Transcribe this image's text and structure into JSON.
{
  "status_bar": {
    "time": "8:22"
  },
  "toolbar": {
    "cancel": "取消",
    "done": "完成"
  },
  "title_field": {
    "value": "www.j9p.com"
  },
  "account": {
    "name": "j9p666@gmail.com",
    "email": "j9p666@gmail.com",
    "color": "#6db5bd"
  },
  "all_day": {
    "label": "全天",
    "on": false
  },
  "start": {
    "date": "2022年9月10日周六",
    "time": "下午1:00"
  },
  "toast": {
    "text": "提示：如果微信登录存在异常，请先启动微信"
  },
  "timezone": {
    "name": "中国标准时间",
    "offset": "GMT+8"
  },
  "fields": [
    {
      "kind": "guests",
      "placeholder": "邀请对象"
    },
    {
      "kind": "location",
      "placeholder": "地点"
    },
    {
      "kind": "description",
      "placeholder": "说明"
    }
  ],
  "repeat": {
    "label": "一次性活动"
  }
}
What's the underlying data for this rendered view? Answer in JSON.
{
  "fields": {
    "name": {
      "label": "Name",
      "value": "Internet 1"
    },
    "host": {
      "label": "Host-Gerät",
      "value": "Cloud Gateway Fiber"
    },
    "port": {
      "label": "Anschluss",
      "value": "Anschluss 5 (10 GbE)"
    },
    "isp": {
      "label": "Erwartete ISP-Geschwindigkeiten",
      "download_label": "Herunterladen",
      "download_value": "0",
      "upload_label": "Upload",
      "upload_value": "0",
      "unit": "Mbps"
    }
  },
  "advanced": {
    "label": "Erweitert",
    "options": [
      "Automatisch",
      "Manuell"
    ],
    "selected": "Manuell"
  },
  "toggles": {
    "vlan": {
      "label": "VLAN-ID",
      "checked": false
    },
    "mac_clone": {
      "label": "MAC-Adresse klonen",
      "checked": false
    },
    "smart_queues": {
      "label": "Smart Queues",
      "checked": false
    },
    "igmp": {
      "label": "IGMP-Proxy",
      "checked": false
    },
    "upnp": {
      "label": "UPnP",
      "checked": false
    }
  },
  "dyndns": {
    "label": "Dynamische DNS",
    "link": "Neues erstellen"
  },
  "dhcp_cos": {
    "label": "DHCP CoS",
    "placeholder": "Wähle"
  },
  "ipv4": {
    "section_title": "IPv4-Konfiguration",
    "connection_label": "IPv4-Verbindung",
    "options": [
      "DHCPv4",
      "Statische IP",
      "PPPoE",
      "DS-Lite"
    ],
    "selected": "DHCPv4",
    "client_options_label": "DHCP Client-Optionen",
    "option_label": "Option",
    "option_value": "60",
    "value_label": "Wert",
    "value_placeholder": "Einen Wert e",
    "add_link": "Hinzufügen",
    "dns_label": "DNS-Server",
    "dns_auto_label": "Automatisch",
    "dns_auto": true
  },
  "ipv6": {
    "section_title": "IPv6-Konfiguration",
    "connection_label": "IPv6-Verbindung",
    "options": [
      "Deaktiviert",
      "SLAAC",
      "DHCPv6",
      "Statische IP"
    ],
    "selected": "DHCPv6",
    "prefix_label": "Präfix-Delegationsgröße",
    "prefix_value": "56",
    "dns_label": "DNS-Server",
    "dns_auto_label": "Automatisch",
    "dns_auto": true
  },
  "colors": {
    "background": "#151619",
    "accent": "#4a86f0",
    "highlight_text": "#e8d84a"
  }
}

=-=-=-=-=

Your task is to reproduce all of the records exactly.

SOLUTION FOR THIS TASK:
Transcribe this image's text and structure into JSON.
{
  "status_bar": {
    "time": "8:22"
  },
  "toolbar": {
    "cancel": "取消",
    "done": "完成"
  },
  "title_field": {
    "value": "www.j9p.com"
  },
  "account": {
    "name": "j9p666@gmail.com",
    "email": "j9p666@gmail.com",
    "color": "#6db5bd"
  },
  "all_day": {
    "label": "全天",
    "on": false
  },
  "start": {
    "date": "2022年9月10日周六",
    "time": "下午1:00"
  },
  "toast": {
    "text": "提示：如果微信登录存在异常，请先启动微信"
  },
  "timezone": {
    "name": "中国标准时间",
    "offset": "GMT+8"
  },
  "fields": [
    {
      "kind": "guests",
      "placeholder": "邀请对象"
    },
    {
      "kind": "location",
      "placeholder": "地点"
    },
    {
      "kind": "description",
      "placeholder": "说明"
    }
  ],
  "repeat": {
    "label": "一次性活动"
  }
}
What's the underlying data for this rendered view? Answer in JSON.
{
  "fields": {
    "name": {
      "label": "Name",
      "value": "Internet 1"
    },
    "host": {
      "label": "Host-Gerät",
      "value": "Cloud Gateway Fiber"
    },
    "port": {
      "label": "Anschluss",
      "value": "Anschluss 5 (10 GbE)"
    },
    "isp": {
      "label": "Erwartete ISP-Geschwindigkeiten",
      "download_label": "Herunterladen",
      "download_value": "0",
      "upload_label": "Upload",
      "upload_value": "0",
      "unit": "Mbps"
    }
  },
  "advanced": {
    "label": "Erweitert",
    "options": [
      "Automatisch",
      "Manuell"
    ],
    "selected": "Manuell"
  },
  "toggles": {
    "vlan": {
      "label": "VLAN-ID",
      "checked": false
    },
    "mac_clone": {
      "label": "MAC-Adresse klonen",
      "checked": false
    },
    "smart_queues": {
      "label": "Smart Queues",
      "checked": false
    },
    "igmp": {
      "label": "IGMP-Proxy",
      "checked": false
    },
    "upnp": {
      "label": "UPnP",
      "checked": false
    }
  },
  "dyndns": {
    "label": "Dynamische DNS",
    "link": "Neues erstellen"
  },
  "dhcp_cos": {
    "label": "DHCP CoS",
    "placeholder": "Wähle"
  },
  "ipv4": {
    "section_title": "IPv4-Konfiguration",
    "connection_label": "IPv4-Verbindung",
    "options": [
      "DHCPv4",
      "Statische IP",
      "PPPoE",
      "DS-Lite"
    ],
    "selected": "DHCPv4",
    "client_options_label": "DHCP Client-Optionen",
    "option_label": "Option",
    "option_value": "60",
    "value_label": "Wert",
    "value_placeholder": "Einen Wert e",
    "add_link": "Hinzufügen",
    "dns_label": "DNS-Server",
    "dns_auto_label": "Automatisch",
    "dns_auto": true
  },
  "ipv6": {
    "section_title": "IPv6-Konfiguration",
    "connection_label": "IPv6-Verbindung",
    "options": [
      "Deaktiviert",
      "SLAAC",
      "DHCPv6",
      "Statische IP"
    ],
    "selected": "DHCPv6",
    "prefix_label": "Präfix-Delegationsgröße",
    "prefix_value": "56",
    "dns_label": "DNS-Server",
    "dns_auto_label": "Automatisch",
    "dns_auto": true
  },
  "colors": {
    "background": "#151619",
    "accent": "#4a86f0",
    "highlight_text": "#e8d84a"
  }
}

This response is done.